* Begin Data supplied *

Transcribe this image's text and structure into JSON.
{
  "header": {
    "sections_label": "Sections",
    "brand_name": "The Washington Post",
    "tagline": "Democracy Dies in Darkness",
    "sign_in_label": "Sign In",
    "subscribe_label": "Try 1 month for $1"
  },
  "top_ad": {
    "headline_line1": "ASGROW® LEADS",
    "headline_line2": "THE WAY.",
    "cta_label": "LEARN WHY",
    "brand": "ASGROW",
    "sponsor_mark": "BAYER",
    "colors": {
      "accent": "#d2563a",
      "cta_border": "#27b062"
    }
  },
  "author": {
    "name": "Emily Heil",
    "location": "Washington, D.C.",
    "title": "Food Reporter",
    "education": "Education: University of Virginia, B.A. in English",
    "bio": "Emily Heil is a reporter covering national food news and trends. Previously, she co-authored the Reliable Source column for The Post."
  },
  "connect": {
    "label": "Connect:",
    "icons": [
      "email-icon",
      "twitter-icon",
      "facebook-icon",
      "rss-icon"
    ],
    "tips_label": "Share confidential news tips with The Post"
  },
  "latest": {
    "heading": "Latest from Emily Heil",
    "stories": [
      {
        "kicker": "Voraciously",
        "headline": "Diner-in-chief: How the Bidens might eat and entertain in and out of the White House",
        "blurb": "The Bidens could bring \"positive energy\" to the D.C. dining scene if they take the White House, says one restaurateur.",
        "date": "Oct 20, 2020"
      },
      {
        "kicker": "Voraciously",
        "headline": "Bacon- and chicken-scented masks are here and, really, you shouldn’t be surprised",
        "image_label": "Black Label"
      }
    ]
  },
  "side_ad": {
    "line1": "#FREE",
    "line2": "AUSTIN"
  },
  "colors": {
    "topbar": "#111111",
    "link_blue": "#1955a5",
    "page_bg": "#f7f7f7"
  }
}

* End Data supplied *

What the task requires — From the records above, extract everything verbatim.

Result of this task —
Transcribe this image's text and structure into JSON.
{
  "header": {
    "sections_label": "Sections",
    "brand_name": "The Washington Post",
    "tagline": "Democracy Dies in Darkness",
    "sign_in_label": "Sign In",
    "subscribe_label": "Try 1 month for $1"
  },
  "top_ad": {
    "headline_line1": "ASGROW® LEADS",
    "headline_line2": "THE WAY.",
    "cta_label": "LEARN WHY",
    "brand": "ASGROW",
    "sponsor_mark": "BAYER",
    "colors": {
      "accent": "#d2563a",
      "cta_border": "#27b062"
    }
  },
  "author": {
    "name": "Emily Heil",
    "location": "Washington, D.C.",
    "title": "Food Reporter",
    "education": "Education: University of Virginia, B.A. in English",
    "bio": "Emily Heil is a reporter covering national food news and trends. Previously, she co-authored the Reliable Source column for The Post."
  },
  "connect": {
    "label": "Connect:",
    "icons": [
      "email-icon",
      "twitter-icon",
      "facebook-icon",
      "rss-icon"
    ],
    "tips_label": "Share confidential news tips with The Post"
  },
  "latest": {
    "heading": "Latest from Emily Heil",
    "stories": [
      {
        "kicker": "Voraciously",
        "headline": "Diner-in-chief: How the Bidens might eat and entertain in and out of the White House",
        "blurb": "The Bidens could bring \"positive energy\" to the D.C. dining scene if they take the White House, says one restaurateur.",
        "date": "Oct 20, 2020"
      },
      {
        "kicker": "Voraciously",
        "headline": "Bacon- and chicken-scented masks are here and, really, you shouldn’t be surprised",
        "image_label": "Black Label"
      }
    ]
  },
  "side_ad": {
    "line1": "#FREE",
    "line2": "AUSTIN"
  },
  "colors": {
    "topbar": "#111111",
    "link_blue": "#1955a5",
    "page_bg": "#f7f7f7"
  }
}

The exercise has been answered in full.